▸ **TASK TO CARRY OUT**: Copy all of the material word for word, except for the pictures.

▸ **DATASET CONTENT**:
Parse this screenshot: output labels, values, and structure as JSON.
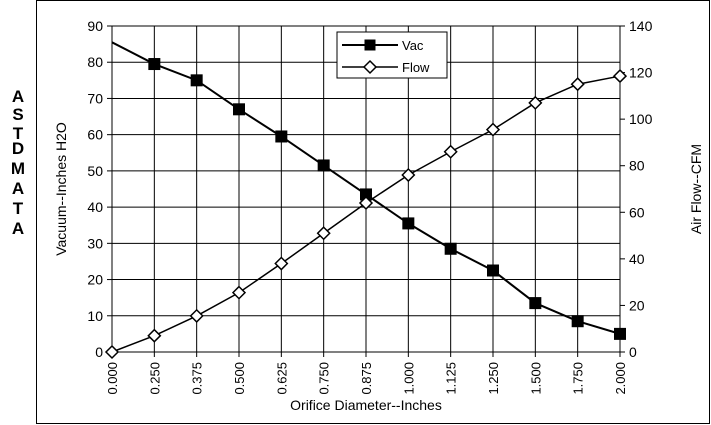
{
  "side_text": [
    "A",
    "S",
    "T",
    "D",
    "M",
    "A",
    "T",
    "A"
  ],
  "chart_data": {
    "type": "line",
    "categories": [
      "0.000",
      "0.250",
      "0.375",
      "0.500",
      "0.625",
      "0.750",
      "0.875",
      "1.000",
      "1.125",
      "1.250",
      "1.500",
      "1.750",
      "2.000"
    ],
    "series": [
      {
        "name": "Vac",
        "axis": "left",
        "marker": "filled-square",
        "values": [
          85.5,
          79.5,
          75,
          67,
          59.5,
          51.5,
          43.5,
          35.5,
          28.5,
          22.5,
          13.5,
          8.5,
          5
        ],
        "marker_from_index": 1
      },
      {
        "name": "Flow",
        "axis": "right",
        "marker": "open-diamond",
        "values": [
          0,
          7,
          15.5,
          25.5,
          38,
          51,
          64,
          76,
          86,
          95.5,
          107,
          115,
          118.5
        ]
      }
    ],
    "xlabel": "Orifice Diameter--Inches",
    "ylabel_left": "Vacuum--Inches H2O",
    "ylabel_right": "Air Flow--CFM",
    "ylim_left": [
      0,
      90
    ],
    "yticks_left": [
      0,
      10,
      20,
      30,
      40,
      50,
      60,
      70,
      80,
      90
    ],
    "ylim_right": [
      0,
      140
    ],
    "yticks_right": [
      0,
      20,
      40,
      60,
      80,
      100,
      120,
      140
    ],
    "grid": true,
    "legend": "top-center",
    "colors": {
      "line": "#000000",
      "grid": "#000000"
    }
  }
}
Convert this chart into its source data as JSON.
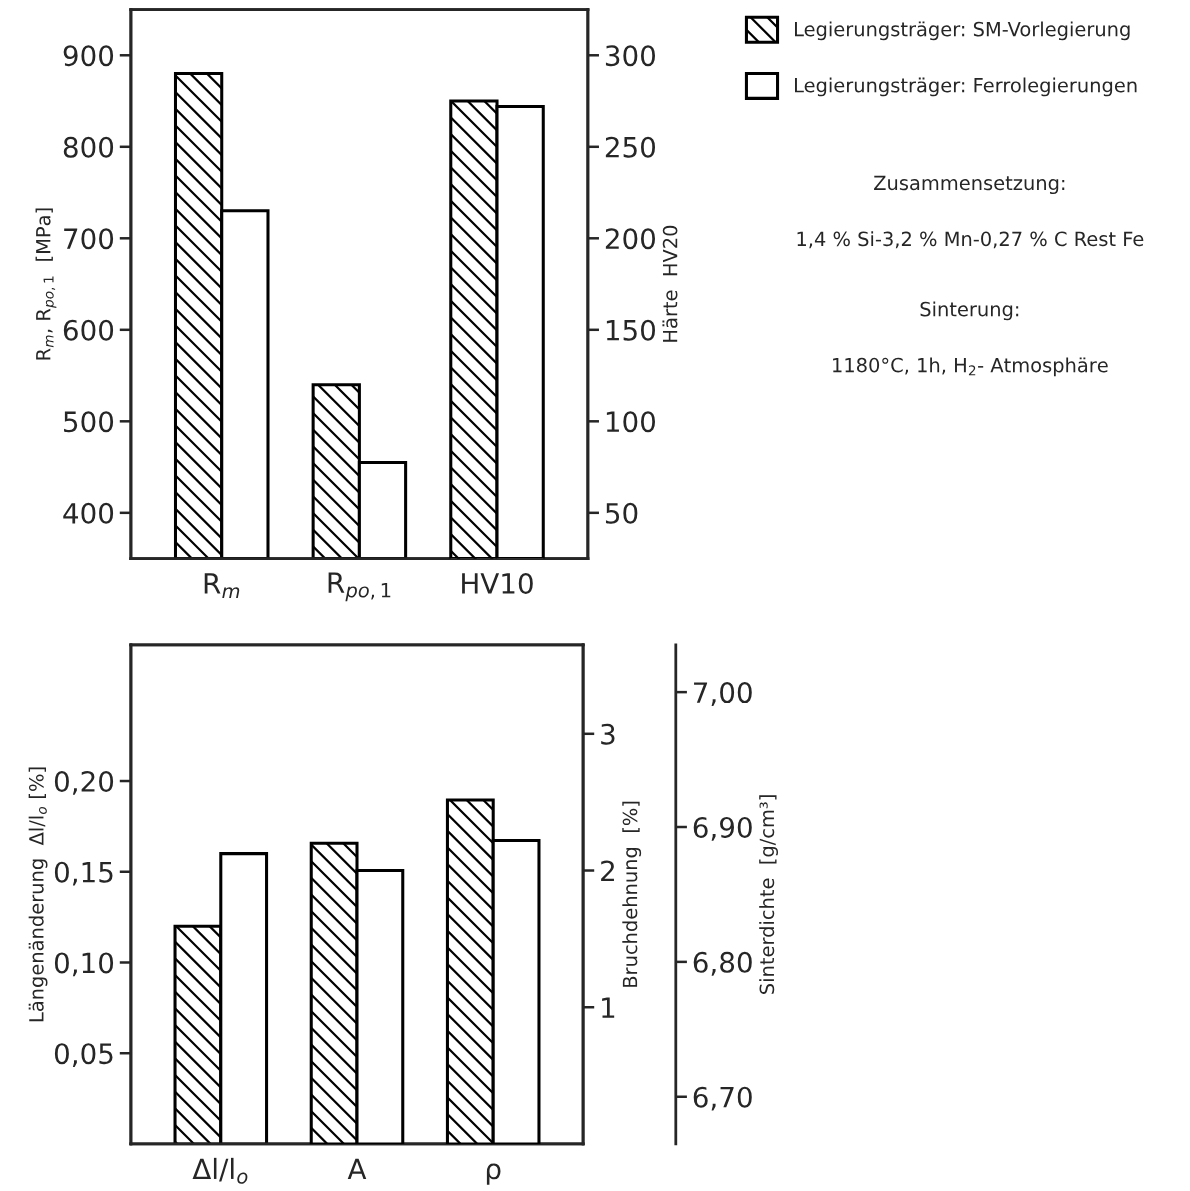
{
  "chart_data": [
    {
      "type": "bar",
      "categories": [
        "R$_{m}$",
        "R$_{po,1}$",
        "HV10"
      ],
      "series": [
        {
          "name": "Legierungsträger: SM-Vorlegierung",
          "color": "#000000",
          "values": [
            880,
            540,
            null
          ]
        },
        {
          "name": "Legierungsträger: Ferrolegierungen",
          "color": "#ffffff",
          "values": [
            730,
            455,
            null
          ]
        },
        {
          "color": "#000000",
          "values": [
            null,
            null,
            275
          ],
          "axis": "y2"
        },
        {
          "color": "#ffffff",
          "values": [
            null,
            null,
            272
          ],
          "axis": "y2"
        }
      ],
      "ylabel": "R$_{m}$, R$_{po,1}$  [MPa]",
      "y2label": "Härte  HV20",
      "ylim": [
        350,
        950
      ],
      "yticks": [
        400,
        500,
        600,
        700,
        800,
        900
      ],
      "y2lim": [
        25,
        325
      ],
      "y2ticks": [
        50,
        100,
        150,
        200,
        250,
        300
      ],
      "legend": "top right",
      "annotations": [
        "Zusammensetzung:",
        "1,4 % Si-3,2 % Mn-0,27 % C Rest Fe",
        "Sinterung:",
        "1180°C, 1h, H$_{2}$- Atmosphäre"
      ]
    },
    {
      "type": "bar",
      "categories": [
        "Δl/l$_{o}$",
        "A",
        "ρ"
      ],
      "series": [
        {
          "color": "#000000",
          "values": [
            0.12,
            null,
            null
          ]
        },
        {
          "color": "#ffffff",
          "values": [
            0.16,
            null,
            null
          ]
        },
        {
          "color": "#000000",
          "values": [
            null,
            2.2,
            null
          ],
          "axis": "y2"
        },
        {
          "color": "#ffffff",
          "values": [
            null,
            2.0,
            null
          ],
          "axis": "y2"
        },
        {
          "color": "#000000",
          "values": [
            null,
            null,
            6.92
          ],
          "axis": "y3"
        },
        {
          "color": "#ffffff",
          "values": [
            null,
            null,
            6.89
          ],
          "axis": "y3"
        }
      ],
      "ylabel": "Längenänderung  Δl/l$_{o}$ [%]",
      "y2label": "Bruchdehnung  [%]",
      "y3label": "Sinterdichte  [g/cm³]",
      "ylim": [
        0,
        0.275
      ],
      "yticks": [
        {
          "value": 0.05,
          "label": "0,05"
        },
        {
          "value": 0.1,
          "label": "0,10"
        },
        {
          "value": 0.15,
          "label": "0,15"
        },
        {
          "value": 0.2,
          "label": "0,20"
        }
      ],
      "y2lim": [
        0,
        3.65
      ],
      "y2ticks": [
        1,
        2,
        3
      ],
      "y3lim": [
        6.665,
        7.035
      ],
      "y3ticks": [
        {
          "value": 6.7,
          "label": "6,70"
        },
        {
          "value": 6.8,
          "label": "6,80"
        },
        {
          "value": 6.9,
          "label": "6,90"
        },
        {
          "value": 7.0,
          "label": "7,00"
        }
      ]
    }
  ]
}
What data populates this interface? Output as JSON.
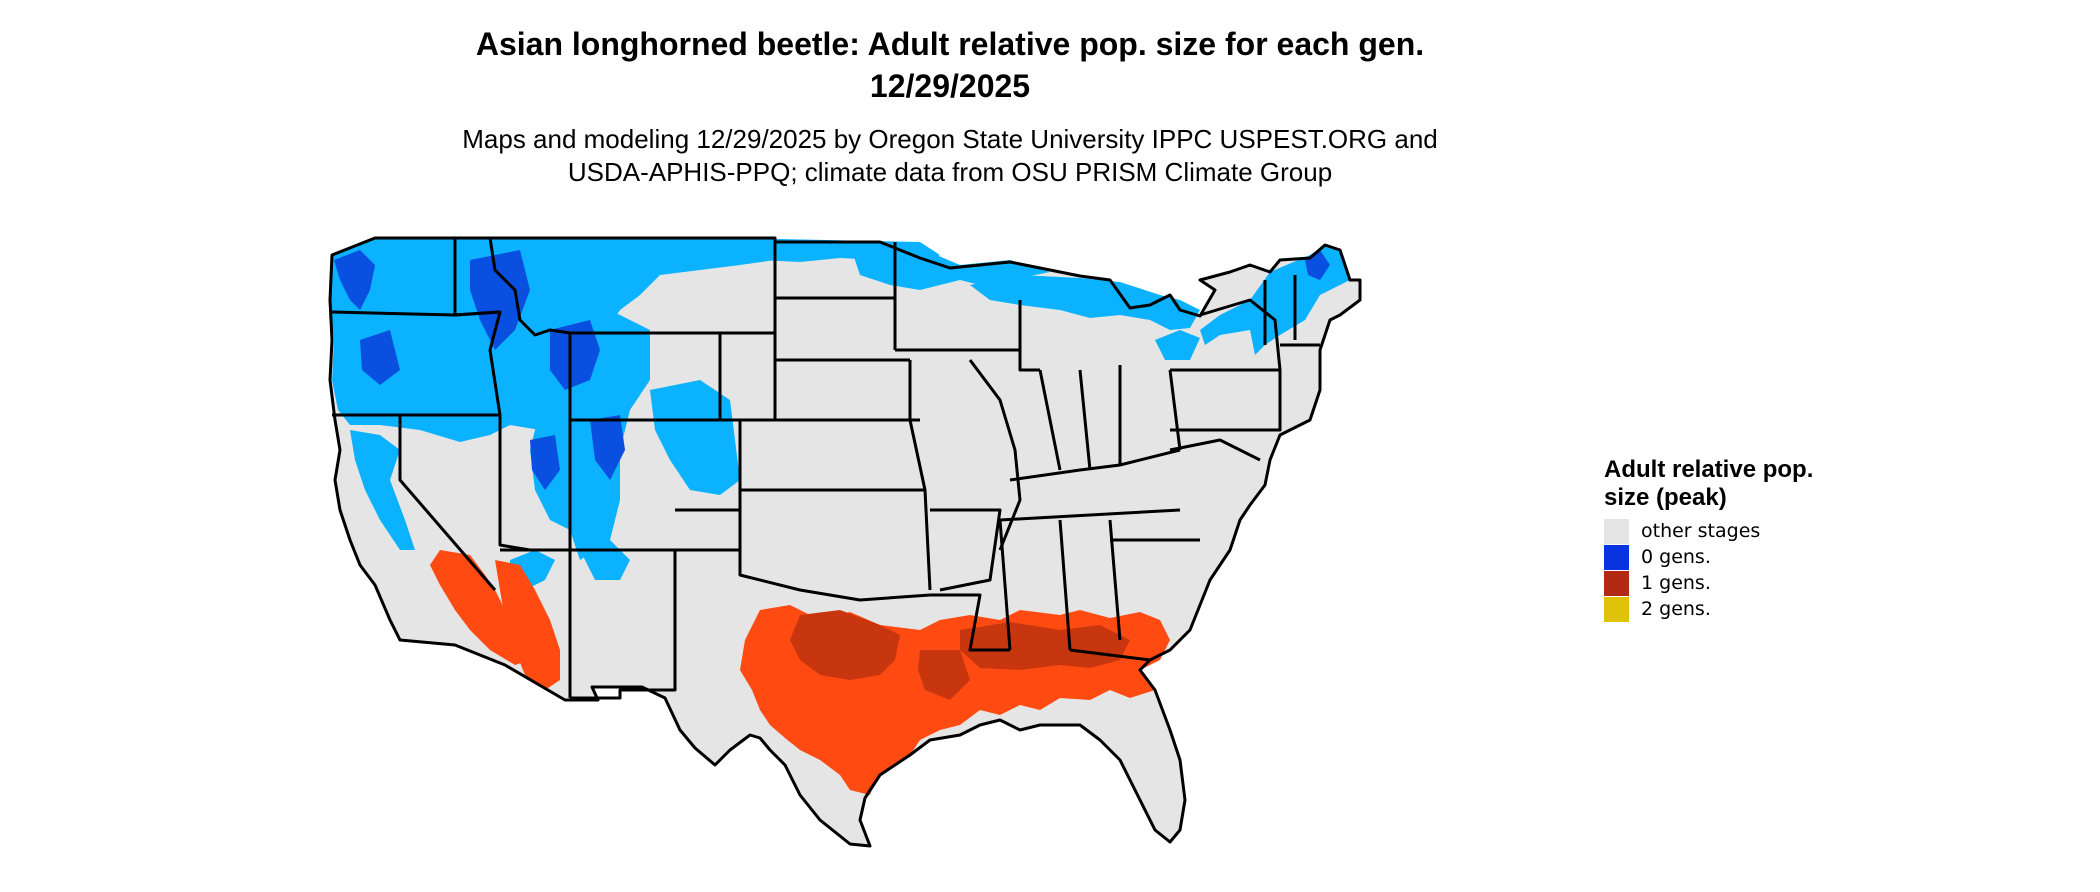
{
  "title_line1": "Asian longhorned beetle: Adult relative pop. size for each gen.",
  "title_line2": "12/29/2025",
  "subtitle_line1": "Maps and modeling 12/29/2025 by Oregon State University IPPC USPEST.ORG and",
  "subtitle_line2": "USDA-APHIS-PPQ; climate data from OSU PRISM Climate Group",
  "legend": {
    "title": "Adult relative pop. size (peak)",
    "items": [
      {
        "label": "other stages",
        "color": "#e5e5e5"
      },
      {
        "label": "0 gens.",
        "color": "#0a33e0"
      },
      {
        "label": "1 gens.",
        "color": "#b22a13"
      },
      {
        "label": "2 gens.",
        "color": "#dfc20a"
      }
    ]
  },
  "map_colors": {
    "land": "#e5e5e5",
    "light_blue": "#0bb2ff",
    "dark_blue": "#0a50e0",
    "orange": "#ff4a12",
    "dark_red": "#c8360f",
    "border": "#000000"
  }
}
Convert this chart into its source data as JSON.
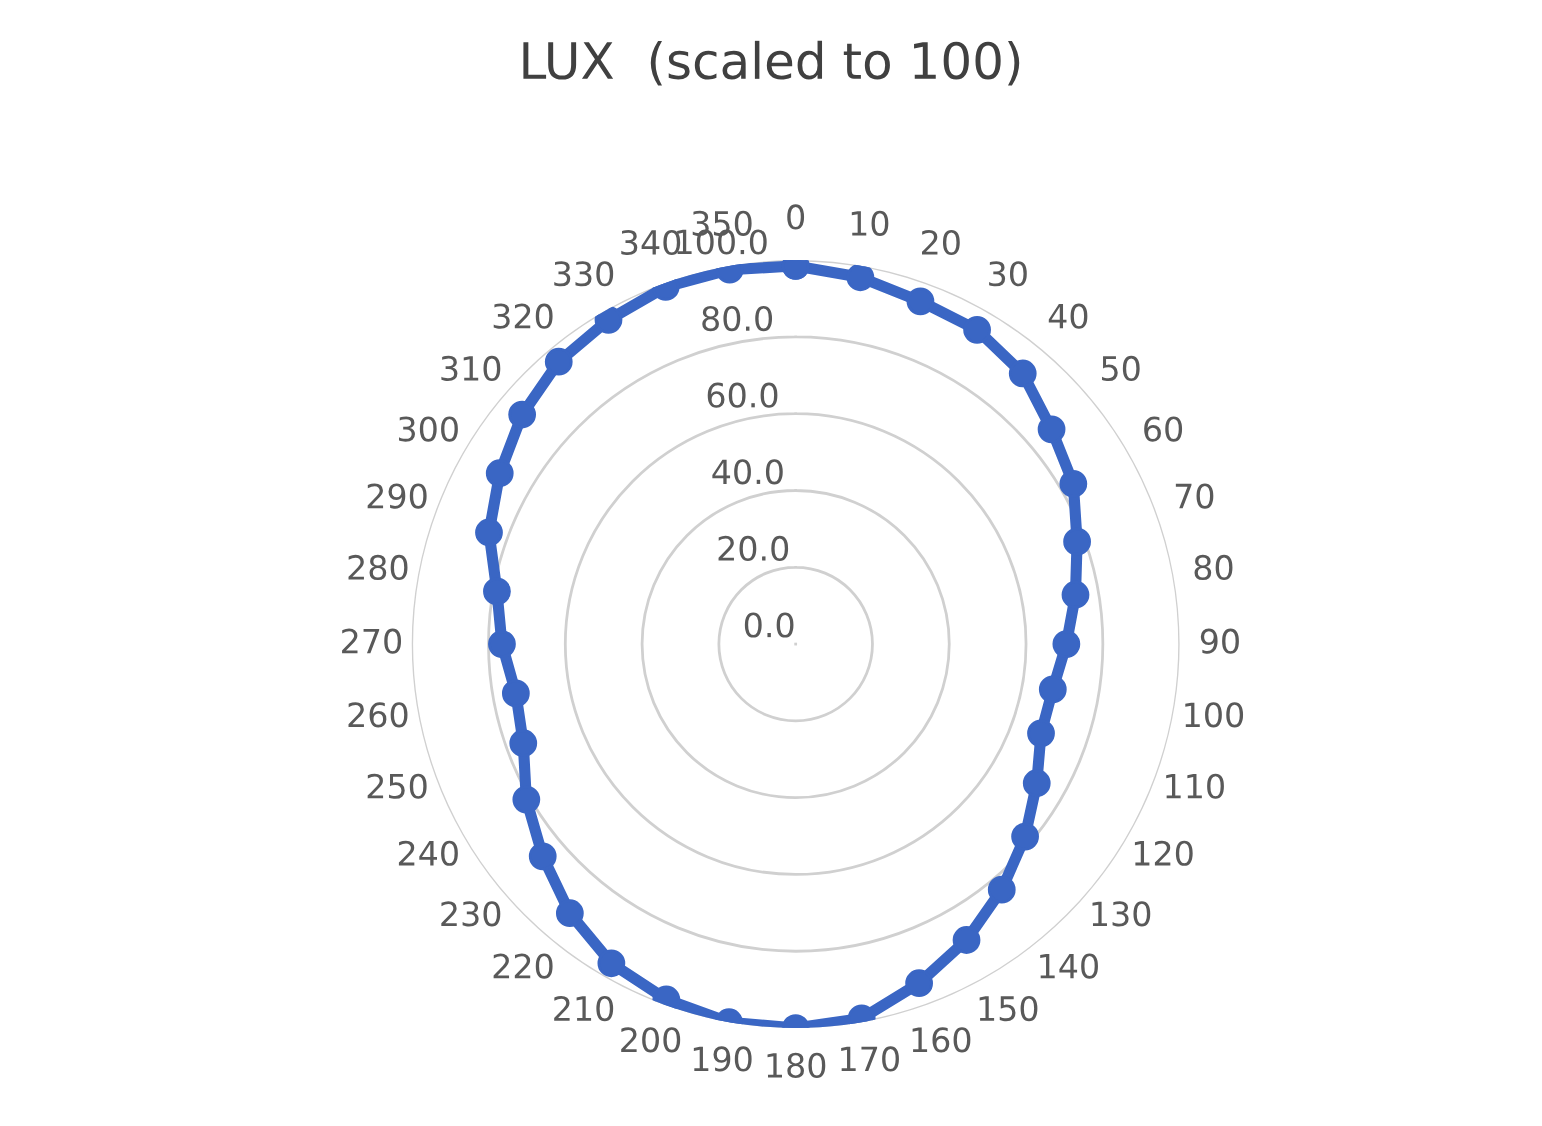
{
  "chart_data": {
    "type": "radar",
    "title": "LUX  (scaled to 100)",
    "categories": [
      "0",
      "10",
      "20",
      "30",
      "40",
      "50",
      "60",
      "70",
      "80",
      "90",
      "100",
      "110",
      "120",
      "130",
      "140",
      "150",
      "160",
      "170",
      "180",
      "190",
      "200",
      "210",
      "220",
      "230",
      "240",
      "250",
      "260",
      "270",
      "280",
      "290",
      "300",
      "310",
      "320",
      "330",
      "340",
      "350"
    ],
    "series": [
      {
        "color": "#3a66c4",
        "values": [
          98.5,
          97,
          95,
          94.5,
          92,
          87,
          83.5,
          78,
          74,
          70.5,
          68,
          68,
          72.5,
          78,
          83.5,
          89,
          94,
          99,
          100,
          100,
          98.5,
          96,
          91.5,
          86,
          81,
          75.5,
          74,
          76.5,
          79,
          85,
          89,
          93,
          96,
          97.5,
          99,
          99
        ]
      }
    ],
    "ylim": [
      0,
      100
    ],
    "yticks": [
      {
        "value": 0,
        "label": "0.0"
      },
      {
        "value": 20,
        "label": "20.0"
      },
      {
        "value": 40,
        "label": "40.0"
      },
      {
        "value": 60,
        "label": "60.0"
      },
      {
        "value": 80,
        "label": "80.0"
      },
      {
        "value": 100,
        "label": "100.0"
      }
    ],
    "grid": "y",
    "marker": "circle",
    "line_style": "solid"
  }
}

▸ **EXERCISE SOLUTION**:
Parse this screenshot: output labels, values, and structure as JSON.
{
  "side_text": [
    "A",
    "S",
    "T",
    "D",
    "M",
    "A",
    "T",
    "A"
  ],
  "chart_data": {
    "type": "line",
    "categories": [
      "0.000",
      "0.250",
      "0.375",
      "0.500",
      "0.625",
      "0.750",
      "0.875",
      "1.000",
      "1.125",
      "1.250",
      "1.500",
      "1.750",
      "2.000"
    ],
    "series": [
      {
        "name": "Vac",
        "axis": "left",
        "marker": "filled-square",
        "values": [
          85.5,
          79.5,
          75,
          67,
          59.5,
          51.5,
          43.5,
          35.5,
          28.5,
          22.5,
          13.5,
          8.5,
          5
        ],
        "marker_from_index": 1
      },
      {
        "name": "Flow",
        "axis": "right",
        "marker": "open-diamond",
        "values": [
          0,
          7,
          15.5,
          25.5,
          38,
          51,
          64,
          76,
          86,
          95.5,
          107,
          115,
          118.5
        ]
      }
    ],
    "xlabel": "Orifice Diameter--Inches",
    "ylabel_left": "Vacuum--Inches H2O",
    "ylabel_right": "Air Flow--CFM",
    "ylim_left": [
      0,
      90
    ],
    "yticks_left": [
      0,
      10,
      20,
      30,
      40,
      50,
      60,
      70,
      80,
      90
    ],
    "ylim_right": [
      0,
      140
    ],
    "yticks_right": [
      0,
      20,
      40,
      60,
      80,
      100,
      120,
      140
    ],
    "grid": true,
    "legend": "top-center",
    "colors": {
      "line": "#000000",
      "grid": "#000000"
    }
  }
}
Convert this chart into its source data as JSON.
{
  "chart_data": [
    {
      "type": "bar",
      "categories": [
        "R$_{m}$",
        "R$_{po,1}$",
        "HV10"
      ],
      "series": [
        {
          "name": "Legierungsträger: SM-Vorlegierung",
          "color": "#000000",
          "values": [
            880,
            540,
            null
          ]
        },
        {
          "name": "Legierungsträger: Ferrolegierungen",
          "color": "#ffffff",
          "values": [
            730,
            455,
            null
          ]
        },
        {
          "color": "#000000",
          "values": [
            null,
            null,
            275
          ],
          "axis": "y2"
        },
        {
          "color": "#ffffff",
          "values": [
            null,
            null,
            272
          ],
          "axis": "y2"
        }
      ],
      "ylabel": "R$_{m}$, R$_{po,1}$  [MPa]",
      "y2label": "Härte  HV20",
      "ylim": [
        350,
        950
      ],
      "yticks": [
        400,
        500,
        600,
        700,
        800,
        900
      ],
      "y2lim": [
        25,
        325
      ],
      "y2ticks": [
        50,
        100,
        150,
        200,
        250,
        300
      ],
      "legend": "top right",
      "annotations": [
        "Zusammensetzung:",
        "1,4 % Si-3,2 % Mn-0,27 % C Rest Fe",
        "Sinterung:",
        "1180°C, 1h, H$_{2}$- Atmosphäre"
      ]
    },
    {
      "type": "bar",
      "categories": [
        "Δl/l$_{o}$",
        "A",
        "ρ"
      ],
      "series": [
        {
          "color": "#000000",
          "values": [
            0.12,
            null,
            null
          ]
        },
        {
          "color": "#ffffff",
          "values": [
            0.16,
            null,
            null
          ]
        },
        {
          "color": "#000000",
          "values": [
            null,
            2.2,
            null
          ],
          "axis": "y2"
        },
        {
          "color": "#ffffff",
          "values": [
            null,
            2.0,
            null
          ],
          "axis": "y2"
        },
        {
          "color": "#000000",
          "values": [
            null,
            null,
            6.92
          ],
          "axis": "y3"
        },
        {
          "color": "#ffffff",
          "values": [
            null,
            null,
            6.89
          ],
          "axis": "y3"
        }
      ],
      "ylabel": "Längenänderung  Δl/l$_{o}$ [%]",
      "y2label": "Bruchdehnung  [%]",
      "y3label": "Sinterdichte  [g/cm³]",
      "ylim": [
        0,
        0.275
      ],
      "yticks": [
        {
          "value": 0.05,
          "label": "0,05"
        },
        {
          "value": 0.1,
          "label": "0,10"
        },
        {
          "value": 0.15,
          "label": "0,15"
        },
        {
          "value": 0.2,
          "label": "0,20"
        }
      ],
      "y2lim": [
        0,
        3.65
      ],
      "y2ticks": [
        1,
        2,
        3
      ],
      "y3lim": [
        6.665,
        7.035
      ],
      "y3ticks": [
        {
          "value": 6.7,
          "label": "6,70"
        },
        {
          "value": 6.8,
          "label": "6,80"
        },
        {
          "value": 6.9,
          "label": "6,90"
        },
        {
          "value": 7.0,
          "label": "7,00"
        }
      ]
    }
  ]
}
What data populates this interface? Output as JSON.
{
  "title_line1": "Asian longhorned beetle: Adult relative pop. size for each gen.",
  "title_line2": "12/29/2025",
  "subtitle_line1": "Maps and modeling 12/29/2025 by Oregon State University IPPC USPEST.ORG and",
  "subtitle_line2": "USDA-APHIS-PPQ; climate data from OSU PRISM Climate Group",
  "legend": {
    "title": "Adult relative pop. size (peak)",
    "items": [
      {
        "label": "other stages",
        "color": "#e5e5e5"
      },
      {
        "label": "0 gens.",
        "color": "#0a33e0"
      },
      {
        "label": "1 gens.",
        "color": "#b22a13"
      },
      {
        "label": "2 gens.",
        "color": "#dfc20a"
      }
    ]
  },
  "map_colors": {
    "land": "#e5e5e5",
    "light_blue": "#0bb2ff",
    "dark_blue": "#0a50e0",
    "orange": "#ff4a12",
    "dark_red": "#c8360f",
    "border": "#000000"
  }
}
Convert this chart into its source data as JSON.
{
  "chart_data": {
    "type": "radar",
    "title": "LUX  (scaled to 100)",
    "categories": [
      "0",
      "10",
      "20",
      "30",
      "40",
      "50",
      "60",
      "70",
      "80",
      "90",
      "100",
      "110",
      "120",
      "130",
      "140",
      "150",
      "160",
      "170",
      "180",
      "190",
      "200",
      "210",
      "220",
      "230",
      "240",
      "250",
      "260",
      "270",
      "280",
      "290",
      "300",
      "310",
      "320",
      "330",
      "340",
      "350"
    ],
    "series": [
      {
        "color": "#3a66c4",
        "values": [
          98.5,
          97,
          95,
          94.5,
          92,
          87,
          83.5,
          78,
          74,
          70.5,
          68,
          68,
          72.5,
          78,
          83.5,
          89,
          94,
          99,
          100,
          100,
          98.5,
          96,
          91.5,
          86,
          81,
          75.5,
          74,
          76.5,
          79,
          85,
          89,
          93,
          96,
          97.5,
          99,
          99
        ]
      }
    ],
    "ylim": [
      0,
      100
    ],
    "yticks": [
      {
        "value": 0,
        "label": "0.0"
      },
      {
        "value": 20,
        "label": "20.0"
      },
      {
        "value": 40,
        "label": "40.0"
      },
      {
        "value": 60,
        "label": "60.0"
      },
      {
        "value": 80,
        "label": "80.0"
      },
      {
        "value": 100,
        "label": "100.0"
      }
    ],
    "grid": "y",
    "marker": "circle",
    "line_style": "solid"
  }
}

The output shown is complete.